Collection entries
====

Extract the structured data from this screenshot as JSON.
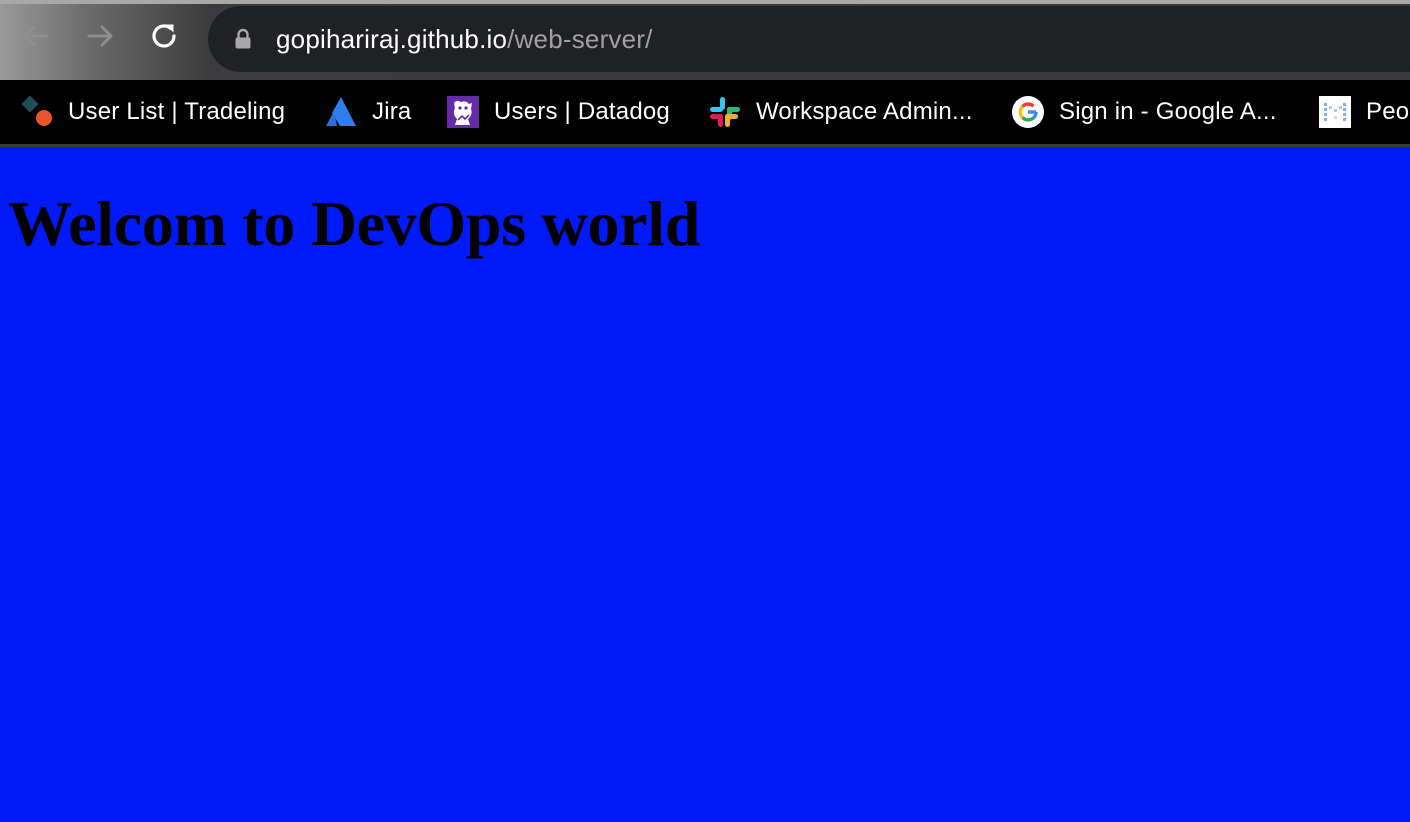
{
  "browser": {
    "url_host": "gopihariraj.github.io",
    "url_path": "/web-server/",
    "icons": {
      "back": "arrow-left-icon",
      "forward": "arrow-right-icon",
      "reload": "reload-icon",
      "lock": "lock-icon"
    }
  },
  "bookmarks": [
    {
      "label": "User List | Tradeling",
      "icon": "tradeling-logo-icon"
    },
    {
      "label": "Jira",
      "icon": "atlassian-logo-icon"
    },
    {
      "label": "Users | Datadog",
      "icon": "datadog-logo-icon"
    },
    {
      "label": "Workspace Admin...",
      "icon": "slack-logo-icon"
    },
    {
      "label": "Sign in - Google A...",
      "icon": "google-logo-icon"
    },
    {
      "label": "Peo",
      "icon": "people-app-icon"
    }
  ],
  "page": {
    "heading": "Welcom to DevOps world",
    "background_color": "#0019f8"
  }
}
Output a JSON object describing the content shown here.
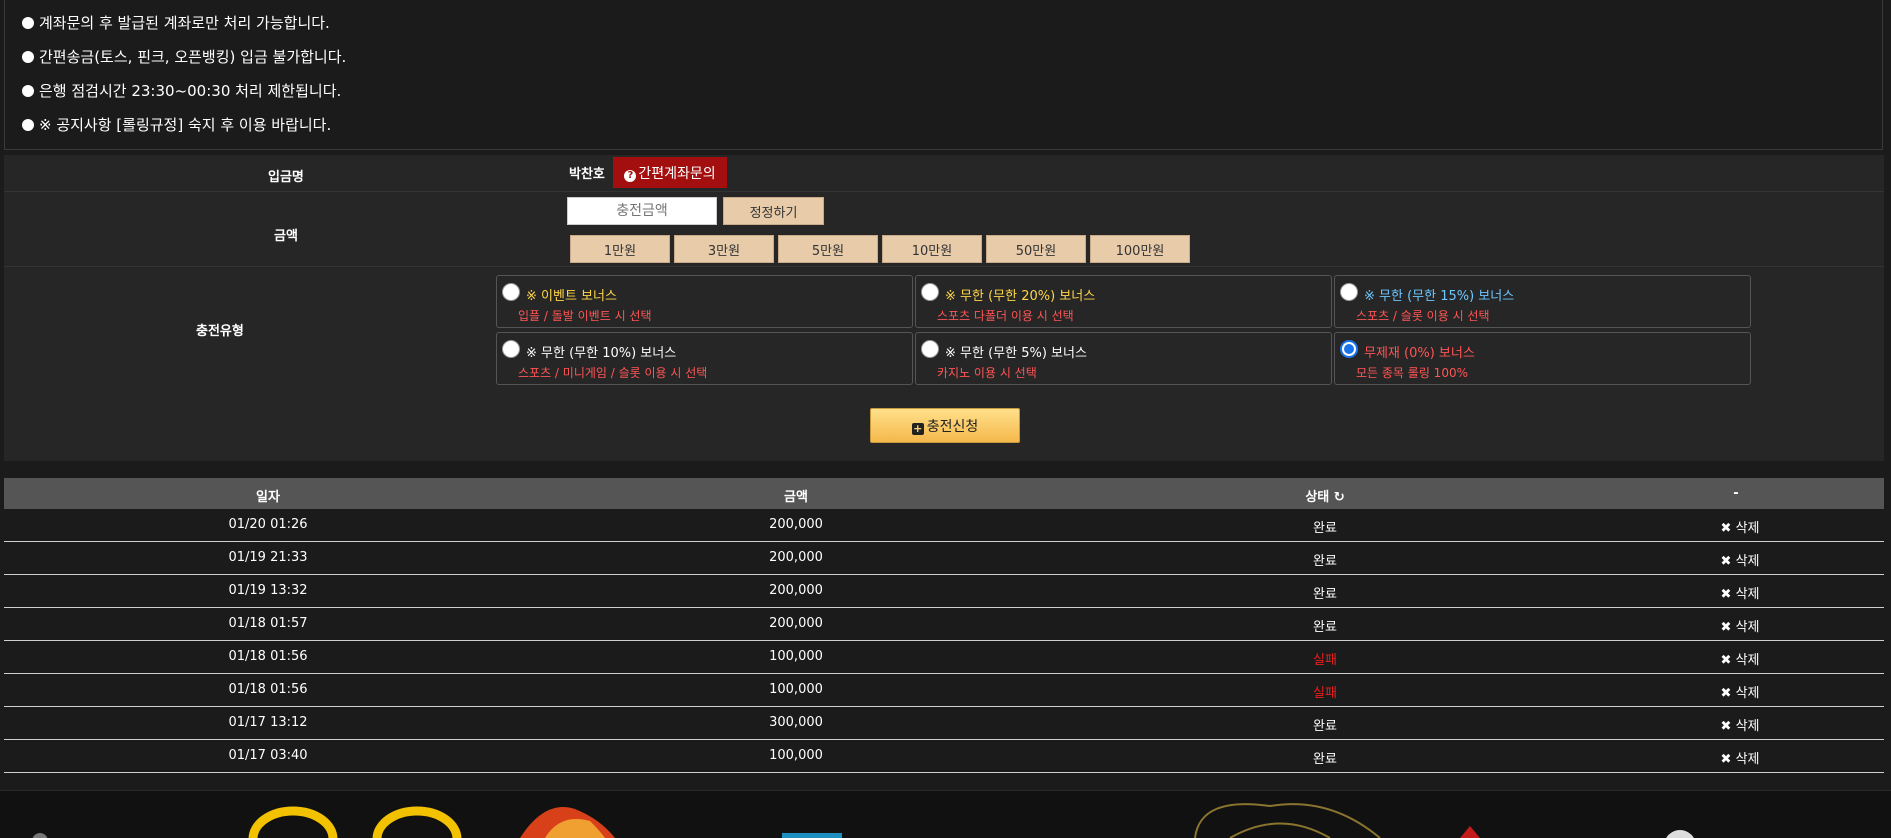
{
  "notices": [
    "계좌문의 후 발급된 계좌로만 처리 가능합니다.",
    "간편송금(토스, 핀크, 오픈뱅킹) 입금 불가합니다.",
    "은행 점검시간 23:30~00:30 처리 제한됩니다.",
    "※ 공지사항 [롤링규정] 숙지 후 이용 바랍니다."
  ],
  "form": {
    "depositor_label": "입금명",
    "depositor_name": "박찬호",
    "inquiry_button": "간편계좌문의",
    "amount_label": "금액",
    "amount_placeholder": "충전금액",
    "reset_button": "정정하기",
    "quick_amounts": [
      "1만원",
      "3만원",
      "5만원",
      "10만원",
      "50만원",
      "100만원"
    ],
    "type_label": "충전유형",
    "options": [
      {
        "title": "※ 이벤트 보너스",
        "desc": "입플 / 돌발 이벤트 시 선택",
        "title_color": "#ffd54a",
        "checked": false
      },
      {
        "title": "※ 무한 (무한 20%) 보너스",
        "desc": "스포츠 다폴더 이용 시 선택",
        "title_color": "#ffd54a",
        "checked": false
      },
      {
        "title": "※ 무한 (무한 15%) 보너스",
        "desc": "스포츠 / 슬롯 이용 시 선택",
        "title_color": "#6ec6ff",
        "checked": false
      },
      {
        "title": "※ 무한 (무한 10%) 보너스",
        "desc": "스포츠 / 미니게임 / 슬롯 이용 시 선택",
        "title_color": "#ffffff",
        "checked": false
      },
      {
        "title": "※ 무한 (무한 5%) 보너스",
        "desc": "카지노 이용 시 선택",
        "title_color": "#ffffff",
        "checked": false
      },
      {
        "title": "무제재 (0%) 보너스",
        "desc": "모든 종목 롤링 100%",
        "title_color": "#ff5555",
        "checked": true
      }
    ],
    "submit_button": "충전신청"
  },
  "history": {
    "headers": {
      "date": "일자",
      "amount": "금액",
      "status": "상태",
      "action": "-"
    },
    "delete_label": "삭제",
    "fail_color": "#e81e1e",
    "rows": [
      {
        "date": "01/20 01:26",
        "amount": "200,000",
        "status": "완료",
        "fail": false
      },
      {
        "date": "01/19 21:33",
        "amount": "200,000",
        "status": "완료",
        "fail": false
      },
      {
        "date": "01/19 13:32",
        "amount": "200,000",
        "status": "완료",
        "fail": false
      },
      {
        "date": "01/18 01:57",
        "amount": "200,000",
        "status": "완료",
        "fail": false
      },
      {
        "date": "01/18 01:56",
        "amount": "100,000",
        "status": "실패",
        "fail": true
      },
      {
        "date": "01/18 01:56",
        "amount": "100,000",
        "status": "실패",
        "fail": true
      },
      {
        "date": "01/17 13:12",
        "amount": "300,000",
        "status": "완료",
        "fail": false
      },
      {
        "date": "01/17 03:40",
        "amount": "100,000",
        "status": "완료",
        "fail": false
      }
    ]
  },
  "icons": {
    "question": "question-circle-icon",
    "plus": "plus-square-icon",
    "refresh": "refresh-icon",
    "delete": "close-icon"
  }
}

====

TASK STATEMENT
Return the entries unchanged, save for the pictures, which do not belong in the copy.

FULL SOLUTION
Extract the structured data from this screenshot as JSON.
{
  "browser": {
    "url_host": "gopihariraj.github.io",
    "url_path": "/web-server/",
    "icons": {
      "back": "arrow-left-icon",
      "forward": "arrow-right-icon",
      "reload": "reload-icon",
      "lock": "lock-icon"
    }
  },
  "bookmarks": [
    {
      "label": "User List | Tradeling",
      "icon": "tradeling-logo-icon"
    },
    {
      "label": "Jira",
      "icon": "atlassian-logo-icon"
    },
    {
      "label": "Users | Datadog",
      "icon": "datadog-logo-icon"
    },
    {
      "label": "Workspace Admin...",
      "icon": "slack-logo-icon"
    },
    {
      "label": "Sign in - Google A...",
      "icon": "google-logo-icon"
    },
    {
      "label": "Peo",
      "icon": "people-app-icon"
    }
  ],
  "page": {
    "heading": "Welcom to DevOps world",
    "background_color": "#0019f8"
  }
}
Output a JSON object describing the content shown here.
{
  "notices": [
    "계좌문의 후 발급된 계좌로만 처리 가능합니다.",
    "간편송금(토스, 핀크, 오픈뱅킹) 입금 불가합니다.",
    "은행 점검시간 23:30~00:30 처리 제한됩니다.",
    "※ 공지사항 [롤링규정] 숙지 후 이용 바랍니다."
  ],
  "form": {
    "depositor_label": "입금명",
    "depositor_name": "박찬호",
    "inquiry_button": "간편계좌문의",
    "amount_label": "금액",
    "amount_placeholder": "충전금액",
    "reset_button": "정정하기",
    "quick_amounts": [
      "1만원",
      "3만원",
      "5만원",
      "10만원",
      "50만원",
      "100만원"
    ],
    "type_label": "충전유형",
    "options": [
      {
        "title": "※ 이벤트 보너스",
        "desc": "입플 / 돌발 이벤트 시 선택",
        "title_color": "#ffd54a",
        "checked": false
      },
      {
        "title": "※ 무한 (무한 20%) 보너스",
        "desc": "스포츠 다폴더 이용 시 선택",
        "title_color": "#ffd54a",
        "checked": false
      },
      {
        "title": "※ 무한 (무한 15%) 보너스",
        "desc": "스포츠 / 슬롯 이용 시 선택",
        "title_color": "#6ec6ff",
        "checked": false
      },
      {
        "title": "※ 무한 (무한 10%) 보너스",
        "desc": "스포츠 / 미니게임 / 슬롯 이용 시 선택",
        "title_color": "#ffffff",
        "checked": false
      },
      {
        "title": "※ 무한 (무한 5%) 보너스",
        "desc": "카지노 이용 시 선택",
        "title_color": "#ffffff",
        "checked": false
      },
      {
        "title": "무제재 (0%) 보너스",
        "desc": "모든 종목 롤링 100%",
        "title_color": "#ff5555",
        "checked": true
      }
    ],
    "submit_button": "충전신청"
  },
  "history": {
    "headers": {
      "date": "일자",
      "amount": "금액",
      "status": "상태",
      "action": "-"
    },
    "delete_label": "삭제",
    "fail_color": "#e81e1e",
    "rows": [
      {
        "date": "01/20 01:26",
        "amount": "200,000",
        "status": "완료",
        "fail": false
      },
      {
        "date": "01/19 21:33",
        "amount": "200,000",
        "status": "완료",
        "fail": false
      },
      {
        "date": "01/19 13:32",
        "amount": "200,000",
        "status": "완료",
        "fail": false
      },
      {
        "date": "01/18 01:57",
        "amount": "200,000",
        "status": "완료",
        "fail": false
      },
      {
        "date": "01/18 01:56",
        "amount": "100,000",
        "status": "실패",
        "fail": true
      },
      {
        "date": "01/18 01:56",
        "amount": "100,000",
        "status": "실패",
        "fail": true
      },
      {
        "date": "01/17 13:12",
        "amount": "300,000",
        "status": "완료",
        "fail": false
      },
      {
        "date": "01/17 03:40",
        "amount": "100,000",
        "status": "완료",
        "fail": false
      }
    ]
  },
  "icons": {
    "question": "question-circle-icon",
    "plus": "plus-square-icon",
    "refresh": "refresh-icon",
    "delete": "close-icon"
  }
}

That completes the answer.